▶ [The exercise] Do any lines in the data below contain "icon"? If so, copy every one of them.

▶ [Record list]
####

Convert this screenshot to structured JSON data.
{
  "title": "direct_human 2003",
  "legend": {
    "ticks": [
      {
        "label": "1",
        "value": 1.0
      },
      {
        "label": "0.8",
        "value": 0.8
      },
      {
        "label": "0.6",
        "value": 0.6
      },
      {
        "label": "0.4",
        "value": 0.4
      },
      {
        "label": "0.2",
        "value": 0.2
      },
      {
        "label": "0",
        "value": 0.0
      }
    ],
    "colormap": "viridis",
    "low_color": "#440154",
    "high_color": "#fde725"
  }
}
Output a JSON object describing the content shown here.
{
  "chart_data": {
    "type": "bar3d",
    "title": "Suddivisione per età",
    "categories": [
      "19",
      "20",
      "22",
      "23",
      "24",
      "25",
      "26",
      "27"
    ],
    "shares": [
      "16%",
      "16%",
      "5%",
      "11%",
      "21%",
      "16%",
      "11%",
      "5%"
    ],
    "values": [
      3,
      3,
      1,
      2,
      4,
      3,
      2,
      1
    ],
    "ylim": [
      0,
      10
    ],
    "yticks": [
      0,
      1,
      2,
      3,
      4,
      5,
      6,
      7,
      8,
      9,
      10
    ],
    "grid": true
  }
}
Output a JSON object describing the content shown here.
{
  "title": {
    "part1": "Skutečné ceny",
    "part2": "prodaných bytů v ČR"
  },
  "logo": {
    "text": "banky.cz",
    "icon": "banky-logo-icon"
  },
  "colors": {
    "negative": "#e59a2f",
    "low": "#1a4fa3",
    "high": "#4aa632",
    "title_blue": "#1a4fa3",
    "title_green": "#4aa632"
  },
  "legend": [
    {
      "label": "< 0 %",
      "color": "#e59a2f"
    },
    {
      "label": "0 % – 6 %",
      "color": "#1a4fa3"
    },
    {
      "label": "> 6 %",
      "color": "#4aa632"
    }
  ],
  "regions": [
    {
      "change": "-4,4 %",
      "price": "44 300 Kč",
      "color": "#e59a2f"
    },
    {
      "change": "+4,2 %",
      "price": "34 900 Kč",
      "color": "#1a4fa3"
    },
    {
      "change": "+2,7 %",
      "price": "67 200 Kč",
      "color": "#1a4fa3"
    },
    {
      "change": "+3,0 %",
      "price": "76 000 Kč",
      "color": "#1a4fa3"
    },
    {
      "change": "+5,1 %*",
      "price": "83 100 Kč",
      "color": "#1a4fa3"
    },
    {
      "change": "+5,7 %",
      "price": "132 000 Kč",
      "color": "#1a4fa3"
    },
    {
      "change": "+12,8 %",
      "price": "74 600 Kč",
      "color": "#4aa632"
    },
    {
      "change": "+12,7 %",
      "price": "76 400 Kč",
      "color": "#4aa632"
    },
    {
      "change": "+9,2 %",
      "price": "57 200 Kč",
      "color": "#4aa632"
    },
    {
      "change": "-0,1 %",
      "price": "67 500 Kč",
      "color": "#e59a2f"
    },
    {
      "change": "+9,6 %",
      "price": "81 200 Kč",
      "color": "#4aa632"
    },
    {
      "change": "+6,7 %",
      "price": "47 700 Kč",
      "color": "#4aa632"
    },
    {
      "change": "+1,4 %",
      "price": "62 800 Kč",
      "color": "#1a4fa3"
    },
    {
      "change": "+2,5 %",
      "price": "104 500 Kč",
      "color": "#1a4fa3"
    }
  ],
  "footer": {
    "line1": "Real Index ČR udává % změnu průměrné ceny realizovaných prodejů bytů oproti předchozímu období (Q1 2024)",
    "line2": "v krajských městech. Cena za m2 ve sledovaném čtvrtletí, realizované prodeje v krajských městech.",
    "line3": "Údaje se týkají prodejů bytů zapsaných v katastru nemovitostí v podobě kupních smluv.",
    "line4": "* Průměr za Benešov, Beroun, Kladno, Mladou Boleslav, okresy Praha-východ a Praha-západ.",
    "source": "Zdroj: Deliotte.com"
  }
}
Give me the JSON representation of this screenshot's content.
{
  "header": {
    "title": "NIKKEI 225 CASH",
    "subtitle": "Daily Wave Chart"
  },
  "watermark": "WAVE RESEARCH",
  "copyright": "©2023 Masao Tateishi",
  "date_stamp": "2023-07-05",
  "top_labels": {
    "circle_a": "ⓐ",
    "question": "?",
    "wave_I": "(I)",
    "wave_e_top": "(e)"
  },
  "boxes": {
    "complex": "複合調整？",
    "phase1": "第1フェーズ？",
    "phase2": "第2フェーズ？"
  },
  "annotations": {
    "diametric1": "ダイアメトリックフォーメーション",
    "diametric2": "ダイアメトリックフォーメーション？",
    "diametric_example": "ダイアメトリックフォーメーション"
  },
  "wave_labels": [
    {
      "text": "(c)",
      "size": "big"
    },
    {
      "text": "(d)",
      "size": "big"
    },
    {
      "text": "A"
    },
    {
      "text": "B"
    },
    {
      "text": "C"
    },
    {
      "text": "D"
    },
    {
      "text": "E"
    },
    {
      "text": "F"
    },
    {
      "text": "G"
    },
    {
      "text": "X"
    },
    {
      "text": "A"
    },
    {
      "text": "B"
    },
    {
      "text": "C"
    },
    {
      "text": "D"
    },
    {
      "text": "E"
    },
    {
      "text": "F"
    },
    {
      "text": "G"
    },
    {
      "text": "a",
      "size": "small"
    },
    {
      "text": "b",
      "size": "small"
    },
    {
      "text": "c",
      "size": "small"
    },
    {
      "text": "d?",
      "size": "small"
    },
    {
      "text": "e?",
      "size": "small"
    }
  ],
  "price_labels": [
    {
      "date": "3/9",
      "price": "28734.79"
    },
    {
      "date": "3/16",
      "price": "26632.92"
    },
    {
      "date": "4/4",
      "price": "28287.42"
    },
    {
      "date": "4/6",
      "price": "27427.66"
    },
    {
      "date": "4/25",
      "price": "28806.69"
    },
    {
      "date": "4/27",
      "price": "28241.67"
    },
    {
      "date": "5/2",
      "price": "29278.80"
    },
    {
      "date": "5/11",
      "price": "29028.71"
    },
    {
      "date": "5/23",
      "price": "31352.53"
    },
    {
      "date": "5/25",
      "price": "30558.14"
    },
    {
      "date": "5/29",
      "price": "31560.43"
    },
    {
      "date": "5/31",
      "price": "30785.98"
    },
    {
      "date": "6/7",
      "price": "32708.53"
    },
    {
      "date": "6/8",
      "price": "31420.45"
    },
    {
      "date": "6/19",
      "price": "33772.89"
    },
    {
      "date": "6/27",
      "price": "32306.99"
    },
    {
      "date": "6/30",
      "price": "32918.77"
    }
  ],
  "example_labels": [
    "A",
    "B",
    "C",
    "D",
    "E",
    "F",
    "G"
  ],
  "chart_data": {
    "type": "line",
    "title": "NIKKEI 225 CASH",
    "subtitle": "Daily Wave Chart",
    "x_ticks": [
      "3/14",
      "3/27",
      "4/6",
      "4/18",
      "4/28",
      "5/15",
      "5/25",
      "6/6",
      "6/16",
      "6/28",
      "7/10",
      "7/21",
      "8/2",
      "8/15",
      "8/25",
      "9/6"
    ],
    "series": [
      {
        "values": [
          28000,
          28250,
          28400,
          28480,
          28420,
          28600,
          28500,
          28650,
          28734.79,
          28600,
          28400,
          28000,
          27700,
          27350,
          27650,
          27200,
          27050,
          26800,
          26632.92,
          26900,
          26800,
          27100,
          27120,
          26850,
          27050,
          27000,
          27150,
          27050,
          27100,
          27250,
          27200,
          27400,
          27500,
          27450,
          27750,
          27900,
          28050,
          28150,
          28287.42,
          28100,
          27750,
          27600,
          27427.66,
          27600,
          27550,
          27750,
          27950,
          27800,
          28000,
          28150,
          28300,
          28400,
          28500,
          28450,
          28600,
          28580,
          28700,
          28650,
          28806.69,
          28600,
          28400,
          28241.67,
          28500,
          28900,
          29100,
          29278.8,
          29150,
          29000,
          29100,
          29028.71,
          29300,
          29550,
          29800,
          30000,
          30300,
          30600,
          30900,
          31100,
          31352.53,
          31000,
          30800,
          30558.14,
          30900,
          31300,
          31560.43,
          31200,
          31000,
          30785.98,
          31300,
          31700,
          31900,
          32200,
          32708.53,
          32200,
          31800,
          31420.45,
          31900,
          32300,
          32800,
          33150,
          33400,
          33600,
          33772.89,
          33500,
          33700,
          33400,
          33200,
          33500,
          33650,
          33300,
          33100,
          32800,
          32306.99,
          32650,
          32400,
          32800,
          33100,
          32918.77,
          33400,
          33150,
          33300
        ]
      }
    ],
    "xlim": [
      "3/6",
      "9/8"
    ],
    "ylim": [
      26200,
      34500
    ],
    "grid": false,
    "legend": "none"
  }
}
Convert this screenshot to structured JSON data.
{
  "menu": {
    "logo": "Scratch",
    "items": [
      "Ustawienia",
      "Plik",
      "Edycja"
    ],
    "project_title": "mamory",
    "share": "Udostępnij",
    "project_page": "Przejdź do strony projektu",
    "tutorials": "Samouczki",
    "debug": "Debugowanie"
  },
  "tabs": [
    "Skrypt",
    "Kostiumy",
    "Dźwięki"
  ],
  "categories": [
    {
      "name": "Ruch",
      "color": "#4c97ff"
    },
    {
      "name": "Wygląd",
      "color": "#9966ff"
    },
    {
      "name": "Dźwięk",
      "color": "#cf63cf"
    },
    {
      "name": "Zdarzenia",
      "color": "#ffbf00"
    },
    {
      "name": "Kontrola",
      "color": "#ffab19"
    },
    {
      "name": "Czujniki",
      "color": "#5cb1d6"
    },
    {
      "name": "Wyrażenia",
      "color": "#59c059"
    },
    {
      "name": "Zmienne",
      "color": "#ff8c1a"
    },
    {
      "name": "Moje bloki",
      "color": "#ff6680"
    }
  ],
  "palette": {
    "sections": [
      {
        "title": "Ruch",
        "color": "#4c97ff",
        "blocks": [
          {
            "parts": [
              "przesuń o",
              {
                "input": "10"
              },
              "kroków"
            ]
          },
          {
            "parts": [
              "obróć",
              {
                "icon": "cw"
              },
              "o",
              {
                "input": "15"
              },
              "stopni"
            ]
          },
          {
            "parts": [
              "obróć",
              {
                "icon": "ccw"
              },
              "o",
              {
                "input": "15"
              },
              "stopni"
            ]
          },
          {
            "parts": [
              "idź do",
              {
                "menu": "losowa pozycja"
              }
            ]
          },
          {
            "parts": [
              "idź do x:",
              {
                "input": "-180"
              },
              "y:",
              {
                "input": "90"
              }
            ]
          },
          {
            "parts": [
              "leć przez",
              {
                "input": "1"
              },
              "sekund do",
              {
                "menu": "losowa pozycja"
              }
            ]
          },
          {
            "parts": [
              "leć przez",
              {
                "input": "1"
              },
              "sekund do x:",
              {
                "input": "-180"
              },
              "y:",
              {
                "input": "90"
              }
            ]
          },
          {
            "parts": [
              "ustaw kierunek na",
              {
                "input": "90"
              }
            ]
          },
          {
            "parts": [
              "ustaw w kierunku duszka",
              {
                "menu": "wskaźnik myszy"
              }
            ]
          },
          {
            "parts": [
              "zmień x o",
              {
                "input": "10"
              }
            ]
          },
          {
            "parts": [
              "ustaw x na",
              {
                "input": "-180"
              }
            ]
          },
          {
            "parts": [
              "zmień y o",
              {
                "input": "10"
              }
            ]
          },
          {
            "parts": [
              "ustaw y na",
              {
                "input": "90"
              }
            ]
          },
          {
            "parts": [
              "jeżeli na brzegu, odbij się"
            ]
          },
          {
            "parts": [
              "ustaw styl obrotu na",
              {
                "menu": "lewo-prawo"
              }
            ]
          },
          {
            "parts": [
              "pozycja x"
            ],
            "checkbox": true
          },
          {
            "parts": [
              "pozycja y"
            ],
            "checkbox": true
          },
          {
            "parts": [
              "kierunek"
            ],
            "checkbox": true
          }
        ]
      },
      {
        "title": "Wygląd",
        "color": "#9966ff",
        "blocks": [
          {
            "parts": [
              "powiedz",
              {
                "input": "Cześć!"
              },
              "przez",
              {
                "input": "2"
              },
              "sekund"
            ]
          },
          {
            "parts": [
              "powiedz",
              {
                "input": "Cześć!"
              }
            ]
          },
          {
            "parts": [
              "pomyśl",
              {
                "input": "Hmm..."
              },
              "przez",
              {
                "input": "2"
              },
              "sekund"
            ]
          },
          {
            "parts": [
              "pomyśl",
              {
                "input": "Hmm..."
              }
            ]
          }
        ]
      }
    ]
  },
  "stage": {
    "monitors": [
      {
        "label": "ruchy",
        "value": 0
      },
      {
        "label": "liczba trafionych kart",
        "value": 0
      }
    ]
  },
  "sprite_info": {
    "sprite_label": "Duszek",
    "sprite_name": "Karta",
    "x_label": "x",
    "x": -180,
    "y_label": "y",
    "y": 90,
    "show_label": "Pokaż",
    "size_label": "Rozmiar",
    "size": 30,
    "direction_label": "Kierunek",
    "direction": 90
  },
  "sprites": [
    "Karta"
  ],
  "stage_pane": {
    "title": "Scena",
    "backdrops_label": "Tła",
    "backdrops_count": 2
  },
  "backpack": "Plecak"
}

####

▶ [Solution to this task]
    "icon": "banky-logo-icon"
                "icon": "cw"
                "icon": "ccw"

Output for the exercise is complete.